Rows from a figure dataset:

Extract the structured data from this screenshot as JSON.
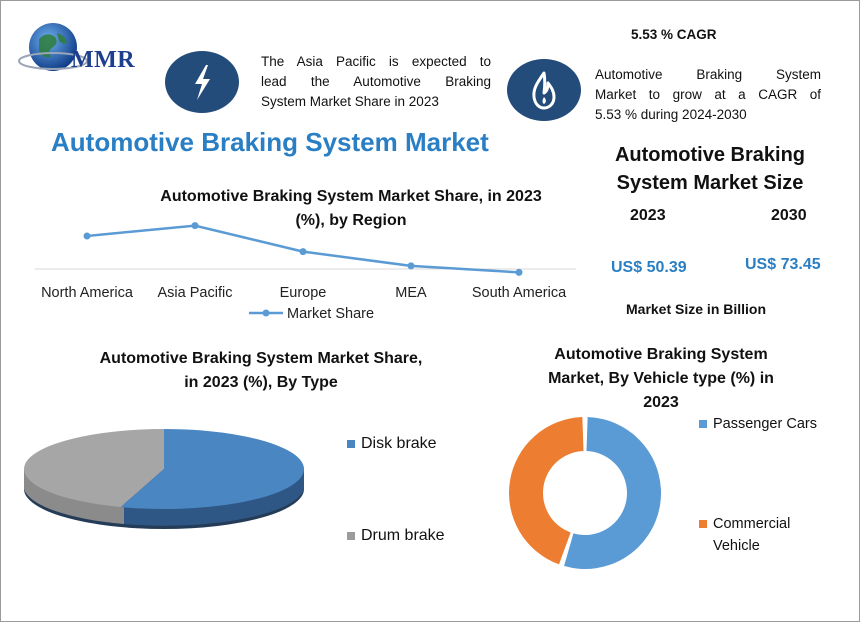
{
  "logo": {
    "text": "MMR"
  },
  "info_left": {
    "icon": "lightning-icon",
    "text_lines": [
      "The Asia Pacific is expected to",
      "lead the Automotive Braking",
      "System Market Share in 2023"
    ]
  },
  "info_right": {
    "icon": "flame-icon",
    "heading": "5.53 % CAGR",
    "text_lines": [
      "Automotive Braking System",
      "Market to grow at a CAGR of",
      "5.53 % during 2024-2030"
    ]
  },
  "main_title": "Automotive Braking System Market",
  "market_size": {
    "title_lines": [
      "Automotive Braking",
      "System Market Size"
    ],
    "year_a": "2023",
    "year_b": "2030",
    "value_a": "US$ 50.39",
    "value_b": "US$ 73.45",
    "note": "Market Size in Billion"
  },
  "colors": {
    "title_blue": "#2a7fc4",
    "line": "#5b9bd5",
    "donut_blue": "#5b9bd5",
    "donut_orange": "#ed7d31",
    "pie_blue": "#4a86c2",
    "pie_gray": "#9b9b9b",
    "icon_bg": "#234c7a"
  },
  "chart_data": [
    {
      "type": "line",
      "title_lines": [
        "Automotive Braking System Market Share, in 2023",
        "(%), by Region"
      ],
      "categories": [
        "North America",
        "Asia Pacific",
        "Europe",
        "MEA",
        "South America"
      ],
      "series": [
        {
          "name": "Market Share",
          "values": [
            30,
            38,
            18,
            7,
            2
          ]
        }
      ],
      "ylim": [
        0,
        40
      ],
      "legend": "bottom"
    },
    {
      "type": "pie",
      "title_lines": [
        "Automotive Braking System Market Share,",
        "in 2023 (%), By Type"
      ],
      "labels": [
        "Disk brake",
        "Drum brake"
      ],
      "values": [
        55,
        45
      ],
      "legend": "right"
    },
    {
      "type": "pie",
      "title_lines": [
        "Automotive Braking System",
        "Market, By Vehicle type (%) in",
        "2023"
      ],
      "labels": [
        "Passenger Cars",
        "Commercial Vehicle"
      ],
      "legend_lines": [
        [
          "Passenger Cars"
        ],
        [
          "Commercial",
          "Vehicle"
        ]
      ],
      "values": [
        55,
        45
      ],
      "legend": "right"
    }
  ]
}
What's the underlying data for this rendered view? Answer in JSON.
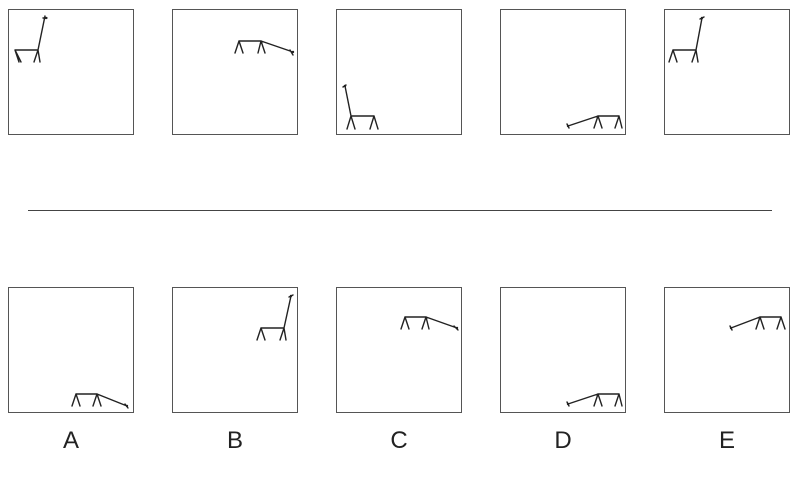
{
  "options": {
    "A": "A",
    "B": "B",
    "C": "C",
    "D": "D",
    "E": "E"
  }
}
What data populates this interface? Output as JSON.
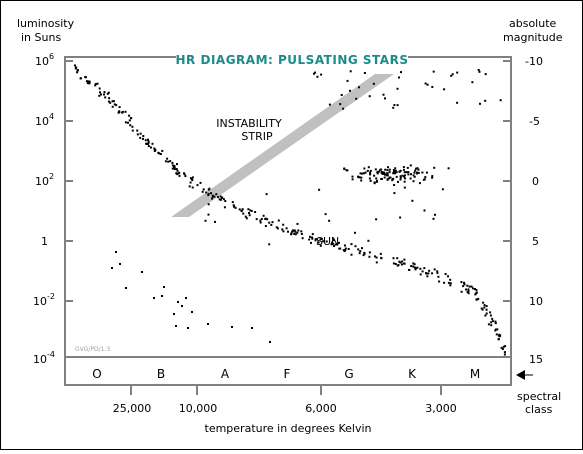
{
  "chart_data": {
    "type": "scatter",
    "title": "HR DIAGRAM:  PULSATING STARS",
    "left_axis_label": [
      "luminosity",
      "in Suns"
    ],
    "right_axis_label": [
      "absolute",
      "magnitude"
    ],
    "x_axis_label": "temperature in degrees Kelvin",
    "spectral_axis_label": [
      "spectral",
      "class"
    ],
    "credit": "GVG/PD/1.3",
    "luminosity_scale": "log",
    "luminosity_range": [
      0.0001,
      1000000
    ],
    "luminosity_ticks": [
      {
        "value": 1000000,
        "base": "10",
        "exp": "6"
      },
      {
        "value": 10000,
        "base": "10",
        "exp": "4"
      },
      {
        "value": 100,
        "base": "10",
        "exp": "2"
      },
      {
        "value": 1,
        "base": "1",
        "exp": ""
      },
      {
        "value": 0.01,
        "base": "10",
        "exp": "-2"
      },
      {
        "value": 0.0001,
        "base": "10",
        "exp": "-4"
      }
    ],
    "magnitude_ticks": [
      "-10",
      "-5",
      "0",
      "5",
      "10",
      "15"
    ],
    "temperature_ticks": [
      "25,000",
      "10,000",
      "6,000",
      "3,000"
    ],
    "spectral_classes": [
      "O",
      "B",
      "A",
      "F",
      "G",
      "K",
      "M"
    ],
    "annotations": {
      "instability_strip": [
        "INSTABILITY",
        "STRIP"
      ],
      "sun": "SUN"
    },
    "sun_luminosity": 1,
    "colors": {
      "title": "#1a8a8a",
      "frame": "#808080",
      "strip": "#c0c0c0",
      "points": "#000000"
    },
    "point_count": 620
  }
}
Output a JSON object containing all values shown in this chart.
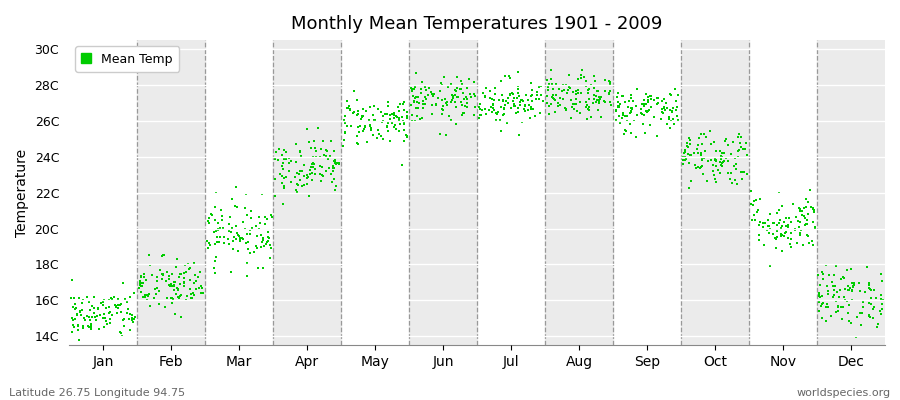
{
  "title": "Monthly Mean Temperatures 1901 - 2009",
  "ylabel": "Temperature",
  "xlabel_labels": [
    "Jan",
    "Feb",
    "Mar",
    "Apr",
    "May",
    "Jun",
    "Jul",
    "Aug",
    "Sep",
    "Oct",
    "Nov",
    "Dec"
  ],
  "ytick_labels": [
    "14C",
    "16C",
    "18C",
    "20C",
    "22C",
    "24C",
    "26C",
    "28C",
    "30C"
  ],
  "ytick_values": [
    14,
    16,
    18,
    20,
    22,
    24,
    26,
    28,
    30
  ],
  "ylim": [
    13.5,
    30.5
  ],
  "xlim": [
    0,
    12
  ],
  "legend_label": "Mean Temp",
  "dot_color": "#00cc00",
  "bg_color": "#ffffff",
  "band_color": "#ebebeb",
  "footer_left": "Latitude 26.75 Longitude 94.75",
  "footer_right": "worldspecies.org",
  "monthly_means": [
    15.2,
    16.8,
    19.8,
    23.5,
    26.0,
    27.1,
    27.1,
    27.3,
    26.6,
    24.0,
    20.3,
    16.2
  ],
  "monthly_stds": [
    0.7,
    0.8,
    0.9,
    0.8,
    0.7,
    0.65,
    0.65,
    0.6,
    0.65,
    0.8,
    0.85,
    0.85
  ],
  "n_years": 109,
  "seed": 42
}
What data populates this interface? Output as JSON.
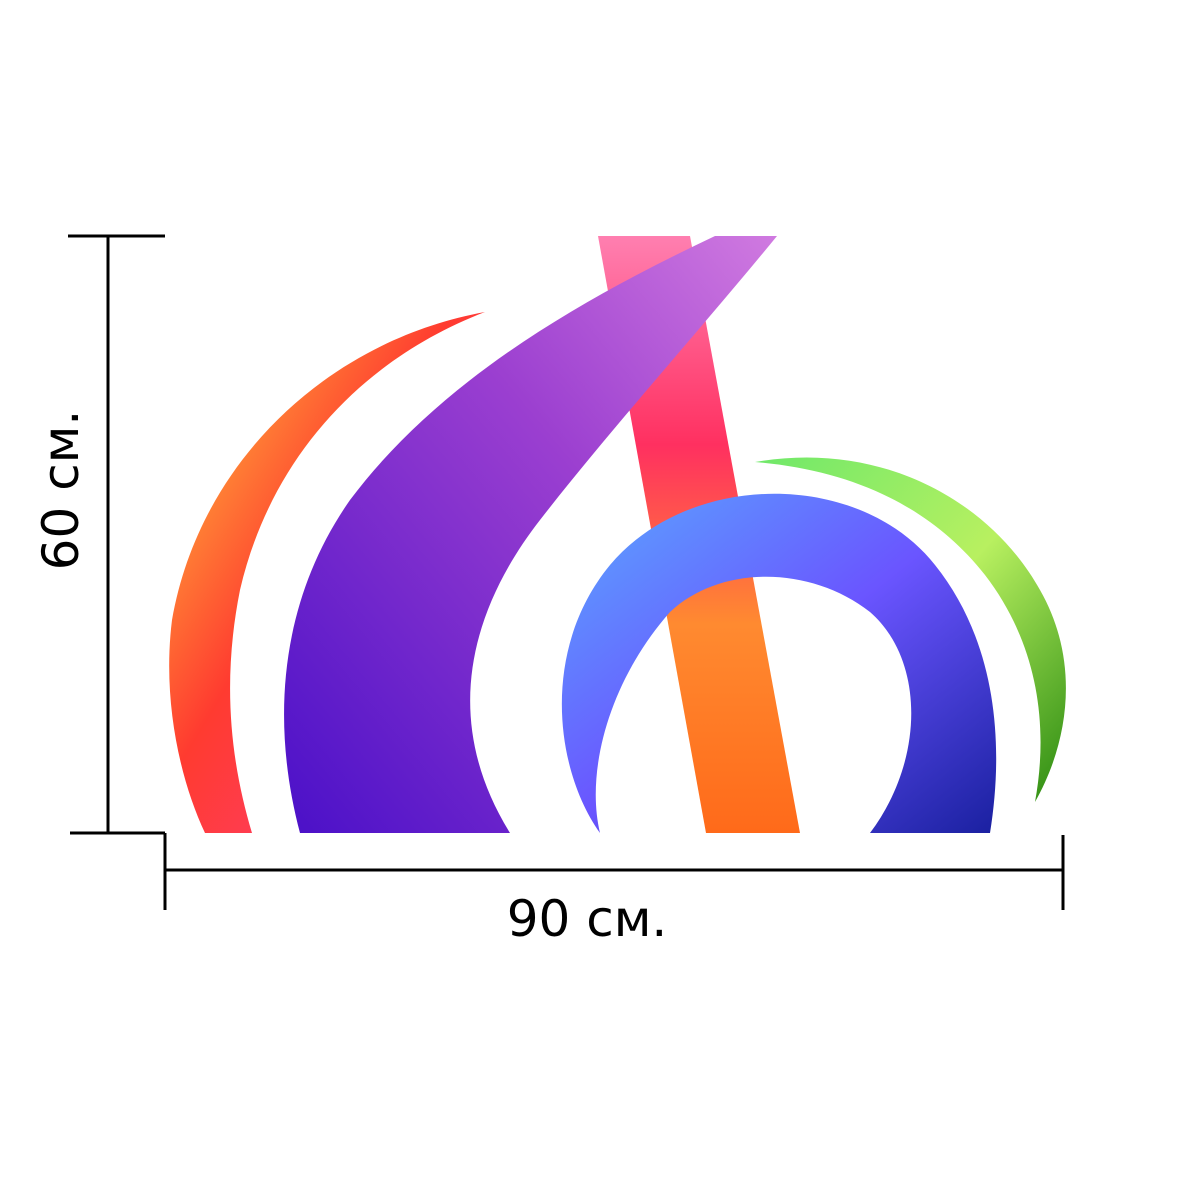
{
  "dimensions": {
    "height": "60 см.",
    "width": "90 см."
  }
}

SHORT TASK: From the records above, copy every line that holds the word "Share".

WRITTEN SOLUTION:
      "System Market Share in 2023"
        "Automotive Braking System Market Share, in 2023",
          "name": "Market Share",
        "Automotive Braking System Market Share,",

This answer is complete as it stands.